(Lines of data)
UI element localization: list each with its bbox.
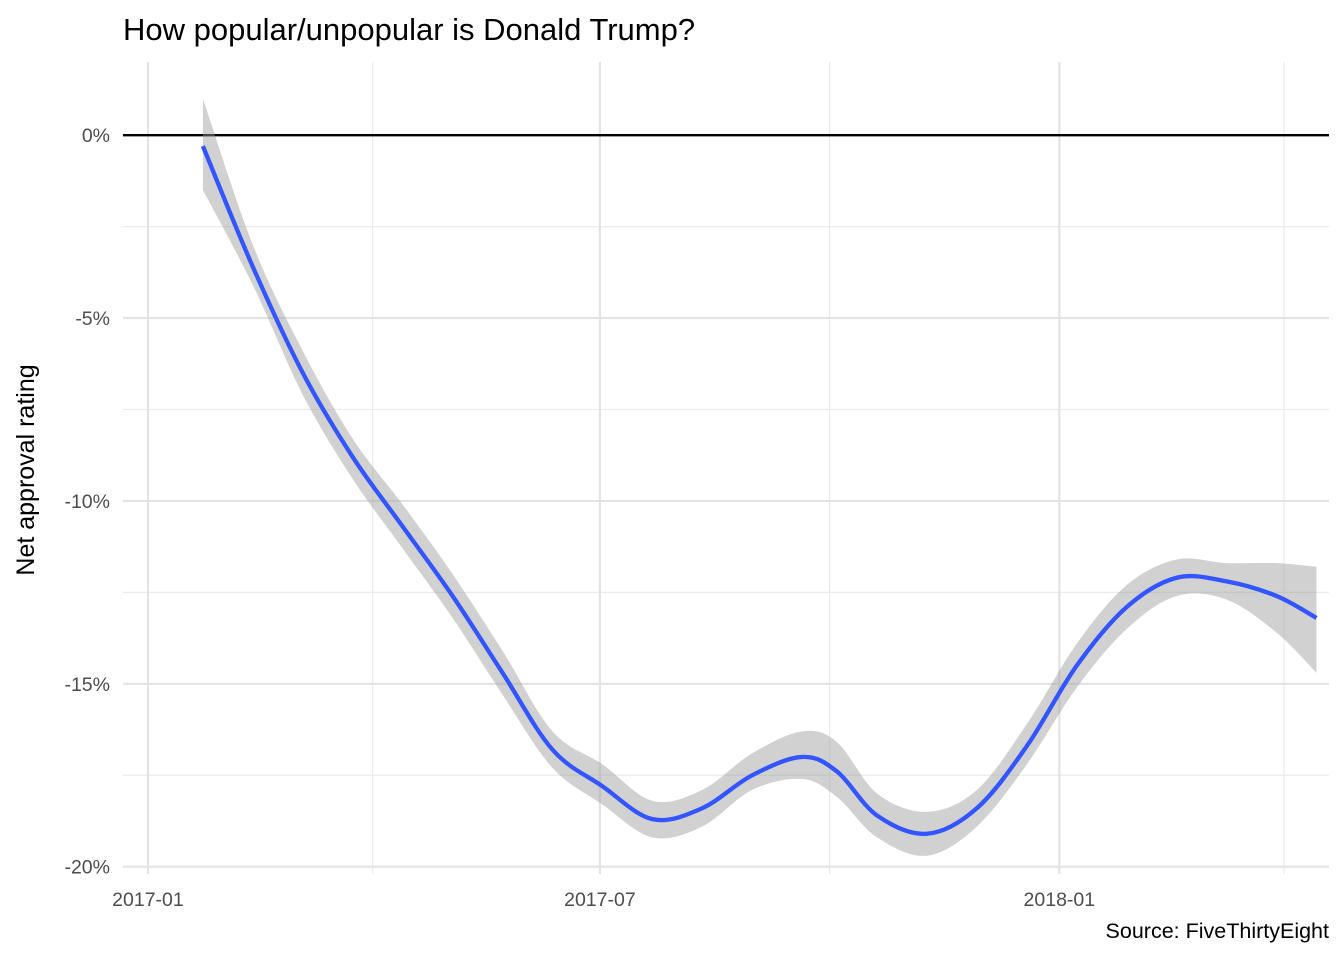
trend-line <box>200 145 1318 836</box>
x-tick-label: 2017-07 <box>564 889 636 911</box>
major-gridlines <box>123 62 1329 874</box>
x-tick-label: 2018-01 <box>1024 889 1096 911</box>
y-tick-label: 0% <box>82 125 110 147</box>
y-tick-label: -15% <box>64 674 110 696</box>
y-axis-ticks: 0% -5% -10% -15% -20% <box>64 125 110 879</box>
x-axis-ticks: 2017-01 2017-07 2018-01 <box>112 889 1095 911</box>
chart-title: How popular/unpopular is Donald Trump? <box>123 12 695 47</box>
y-tick-label: -10% <box>64 491 110 513</box>
confidence-band <box>202 98 1317 856</box>
y-axis-title: Net approval rating <box>12 364 40 575</box>
y-tick-label: -5% <box>75 308 110 330</box>
minor-gridlines <box>123 62 1329 874</box>
chart-caption: Source: FiveThirtyEight <box>1106 919 1329 943</box>
y-tick-label: -20% <box>64 857 110 879</box>
x-tick-label: 2017-01 <box>112 889 184 911</box>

Set task: Keep only the items above that contain the string "title", and copy each of them unchanged.

Exercise answer:
chart-title: How popular/unpopular is Donald Trump? <box>123 12 695 47</box>
y-axis-title: Net approval rating <box>12 364 40 575</box>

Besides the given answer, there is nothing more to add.